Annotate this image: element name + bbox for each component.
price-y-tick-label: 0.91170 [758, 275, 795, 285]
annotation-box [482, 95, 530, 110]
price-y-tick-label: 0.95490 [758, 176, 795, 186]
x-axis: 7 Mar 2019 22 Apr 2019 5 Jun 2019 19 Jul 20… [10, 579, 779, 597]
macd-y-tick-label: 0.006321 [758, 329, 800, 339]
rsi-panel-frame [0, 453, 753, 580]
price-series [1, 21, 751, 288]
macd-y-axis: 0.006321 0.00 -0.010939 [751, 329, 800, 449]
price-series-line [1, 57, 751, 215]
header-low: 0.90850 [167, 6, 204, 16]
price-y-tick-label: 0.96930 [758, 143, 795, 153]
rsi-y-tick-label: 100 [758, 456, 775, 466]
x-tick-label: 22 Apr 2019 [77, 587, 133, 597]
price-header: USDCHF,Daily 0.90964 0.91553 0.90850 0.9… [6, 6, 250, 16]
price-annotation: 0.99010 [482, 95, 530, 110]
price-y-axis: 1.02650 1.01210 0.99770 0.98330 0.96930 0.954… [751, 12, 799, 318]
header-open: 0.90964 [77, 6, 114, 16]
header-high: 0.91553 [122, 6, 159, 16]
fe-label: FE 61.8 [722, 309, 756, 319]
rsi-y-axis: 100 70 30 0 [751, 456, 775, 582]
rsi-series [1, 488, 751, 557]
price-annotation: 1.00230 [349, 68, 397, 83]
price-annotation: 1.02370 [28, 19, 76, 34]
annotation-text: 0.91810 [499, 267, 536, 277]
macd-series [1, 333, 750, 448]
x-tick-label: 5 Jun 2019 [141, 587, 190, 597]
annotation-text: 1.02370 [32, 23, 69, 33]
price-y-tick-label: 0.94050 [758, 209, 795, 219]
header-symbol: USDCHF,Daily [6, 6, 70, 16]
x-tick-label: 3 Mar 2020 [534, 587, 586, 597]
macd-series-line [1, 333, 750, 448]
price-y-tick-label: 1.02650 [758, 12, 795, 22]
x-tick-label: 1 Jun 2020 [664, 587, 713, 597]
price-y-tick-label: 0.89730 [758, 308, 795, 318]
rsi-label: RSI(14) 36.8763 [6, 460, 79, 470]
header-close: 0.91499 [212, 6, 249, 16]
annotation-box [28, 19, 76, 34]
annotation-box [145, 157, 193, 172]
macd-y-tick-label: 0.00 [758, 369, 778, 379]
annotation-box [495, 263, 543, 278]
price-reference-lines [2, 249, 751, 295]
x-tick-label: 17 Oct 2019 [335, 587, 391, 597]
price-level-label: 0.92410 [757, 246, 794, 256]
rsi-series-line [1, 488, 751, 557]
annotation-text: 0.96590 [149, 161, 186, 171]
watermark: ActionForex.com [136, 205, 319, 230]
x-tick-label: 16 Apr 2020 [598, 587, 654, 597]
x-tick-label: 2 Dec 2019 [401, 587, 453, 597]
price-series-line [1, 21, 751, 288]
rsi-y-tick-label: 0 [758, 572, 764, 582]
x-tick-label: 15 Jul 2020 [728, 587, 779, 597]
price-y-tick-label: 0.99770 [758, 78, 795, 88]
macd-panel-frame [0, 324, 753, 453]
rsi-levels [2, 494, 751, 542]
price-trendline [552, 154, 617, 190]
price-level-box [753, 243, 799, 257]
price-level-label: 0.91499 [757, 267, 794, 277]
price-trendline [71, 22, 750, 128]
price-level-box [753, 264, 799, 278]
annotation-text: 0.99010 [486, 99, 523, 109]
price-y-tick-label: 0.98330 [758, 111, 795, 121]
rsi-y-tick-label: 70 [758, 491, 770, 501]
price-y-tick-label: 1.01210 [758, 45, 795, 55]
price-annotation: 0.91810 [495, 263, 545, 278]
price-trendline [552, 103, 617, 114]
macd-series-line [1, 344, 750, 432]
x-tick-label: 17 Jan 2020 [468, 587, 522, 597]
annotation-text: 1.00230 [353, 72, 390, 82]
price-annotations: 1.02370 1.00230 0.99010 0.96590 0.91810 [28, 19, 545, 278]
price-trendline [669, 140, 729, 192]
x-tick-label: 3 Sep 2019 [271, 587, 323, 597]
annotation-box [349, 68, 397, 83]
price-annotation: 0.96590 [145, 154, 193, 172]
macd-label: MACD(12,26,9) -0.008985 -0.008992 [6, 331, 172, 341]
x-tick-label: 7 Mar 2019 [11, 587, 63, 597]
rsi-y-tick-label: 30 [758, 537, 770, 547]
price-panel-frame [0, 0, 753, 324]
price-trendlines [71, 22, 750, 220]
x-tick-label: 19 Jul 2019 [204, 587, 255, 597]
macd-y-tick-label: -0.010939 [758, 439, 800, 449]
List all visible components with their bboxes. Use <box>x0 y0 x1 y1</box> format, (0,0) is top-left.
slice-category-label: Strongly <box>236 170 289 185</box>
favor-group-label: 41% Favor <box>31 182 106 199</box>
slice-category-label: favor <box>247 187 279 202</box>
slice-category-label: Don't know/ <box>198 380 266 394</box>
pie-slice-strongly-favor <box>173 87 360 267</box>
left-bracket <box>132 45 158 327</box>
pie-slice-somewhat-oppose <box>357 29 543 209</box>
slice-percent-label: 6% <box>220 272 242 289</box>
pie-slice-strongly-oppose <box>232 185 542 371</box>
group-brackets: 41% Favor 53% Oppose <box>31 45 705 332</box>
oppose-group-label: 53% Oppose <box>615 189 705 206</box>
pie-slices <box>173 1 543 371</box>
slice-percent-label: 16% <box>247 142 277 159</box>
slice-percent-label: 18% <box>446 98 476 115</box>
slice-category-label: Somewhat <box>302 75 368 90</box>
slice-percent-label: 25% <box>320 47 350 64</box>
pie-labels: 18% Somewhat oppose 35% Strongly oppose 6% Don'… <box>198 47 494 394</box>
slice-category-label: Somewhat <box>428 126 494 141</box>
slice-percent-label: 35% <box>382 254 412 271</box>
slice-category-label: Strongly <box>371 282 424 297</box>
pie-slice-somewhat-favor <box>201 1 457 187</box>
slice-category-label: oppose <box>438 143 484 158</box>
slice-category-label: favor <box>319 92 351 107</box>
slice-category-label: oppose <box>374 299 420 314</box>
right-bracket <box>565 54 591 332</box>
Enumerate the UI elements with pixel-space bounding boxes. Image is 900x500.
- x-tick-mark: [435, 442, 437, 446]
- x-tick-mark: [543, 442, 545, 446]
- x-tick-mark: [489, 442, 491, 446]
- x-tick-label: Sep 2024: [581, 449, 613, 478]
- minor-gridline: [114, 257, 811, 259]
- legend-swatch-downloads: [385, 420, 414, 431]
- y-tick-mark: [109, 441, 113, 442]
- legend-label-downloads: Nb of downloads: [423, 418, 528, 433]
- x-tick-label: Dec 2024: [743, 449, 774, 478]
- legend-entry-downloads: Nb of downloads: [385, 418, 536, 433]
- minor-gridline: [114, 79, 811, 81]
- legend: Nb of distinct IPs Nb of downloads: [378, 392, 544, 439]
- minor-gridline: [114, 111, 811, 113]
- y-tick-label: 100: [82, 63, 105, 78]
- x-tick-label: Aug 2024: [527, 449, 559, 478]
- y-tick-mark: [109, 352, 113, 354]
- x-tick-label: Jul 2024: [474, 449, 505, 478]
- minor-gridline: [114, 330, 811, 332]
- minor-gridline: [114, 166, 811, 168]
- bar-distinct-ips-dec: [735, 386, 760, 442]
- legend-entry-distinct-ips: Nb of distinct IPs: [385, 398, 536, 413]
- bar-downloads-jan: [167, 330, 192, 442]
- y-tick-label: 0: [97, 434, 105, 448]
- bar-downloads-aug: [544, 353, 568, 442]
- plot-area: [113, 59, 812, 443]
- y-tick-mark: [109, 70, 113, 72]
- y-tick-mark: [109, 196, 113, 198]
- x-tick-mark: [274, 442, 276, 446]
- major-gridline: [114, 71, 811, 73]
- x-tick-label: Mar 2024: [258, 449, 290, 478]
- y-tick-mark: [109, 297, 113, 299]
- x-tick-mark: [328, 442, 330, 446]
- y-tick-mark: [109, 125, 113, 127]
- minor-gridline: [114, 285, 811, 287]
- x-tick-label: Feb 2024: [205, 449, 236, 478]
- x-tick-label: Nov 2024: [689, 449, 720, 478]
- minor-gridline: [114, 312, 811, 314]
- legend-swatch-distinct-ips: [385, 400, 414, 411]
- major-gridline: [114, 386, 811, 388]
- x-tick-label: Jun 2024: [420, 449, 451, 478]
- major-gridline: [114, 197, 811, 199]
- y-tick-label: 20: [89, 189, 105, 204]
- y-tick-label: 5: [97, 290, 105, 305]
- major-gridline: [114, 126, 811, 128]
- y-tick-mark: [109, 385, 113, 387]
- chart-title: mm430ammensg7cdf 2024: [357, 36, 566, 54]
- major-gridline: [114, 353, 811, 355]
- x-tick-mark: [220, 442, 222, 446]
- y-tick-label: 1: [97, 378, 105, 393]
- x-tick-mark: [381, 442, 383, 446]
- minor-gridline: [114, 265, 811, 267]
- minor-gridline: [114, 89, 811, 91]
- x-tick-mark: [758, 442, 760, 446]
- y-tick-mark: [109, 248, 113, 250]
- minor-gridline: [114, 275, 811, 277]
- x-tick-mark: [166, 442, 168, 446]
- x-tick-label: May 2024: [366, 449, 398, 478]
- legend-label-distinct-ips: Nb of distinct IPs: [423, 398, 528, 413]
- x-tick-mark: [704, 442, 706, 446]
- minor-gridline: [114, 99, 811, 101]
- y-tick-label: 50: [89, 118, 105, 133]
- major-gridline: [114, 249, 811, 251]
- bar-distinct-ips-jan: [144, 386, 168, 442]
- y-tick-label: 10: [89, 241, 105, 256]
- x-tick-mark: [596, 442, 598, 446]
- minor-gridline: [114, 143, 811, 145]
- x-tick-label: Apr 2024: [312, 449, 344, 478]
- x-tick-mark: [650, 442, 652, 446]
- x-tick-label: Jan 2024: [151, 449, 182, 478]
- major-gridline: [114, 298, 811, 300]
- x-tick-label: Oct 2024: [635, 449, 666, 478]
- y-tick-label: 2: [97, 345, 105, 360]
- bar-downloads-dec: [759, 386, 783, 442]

• Objective: Reproduce verbatim every line of the material from its first line through the line containing "price-y-tick-label: 0.96930 [758, 143, 795, 153]", including both.

• Result below:
Annotate this image: element name + bbox for each component.
price-y-tick-label: 0.91170 [758, 275, 795, 285]
annotation-box [482, 95, 530, 110]
price-y-tick-label: 0.95490 [758, 176, 795, 186]
x-axis: 7 Mar 2019 22 Apr 2019 5 Jun 2019 19 Jul 20… [10, 579, 779, 597]
macd-y-tick-label: 0.006321 [758, 329, 800, 339]
rsi-panel-frame [0, 453, 753, 580]
price-series [1, 21, 751, 288]
macd-y-axis: 0.006321 0.00 -0.010939 [751, 329, 800, 449]
price-series-line [1, 57, 751, 215]
header-low: 0.90850 [167, 6, 204, 16]
price-y-tick-label: 0.96930 [758, 143, 795, 153]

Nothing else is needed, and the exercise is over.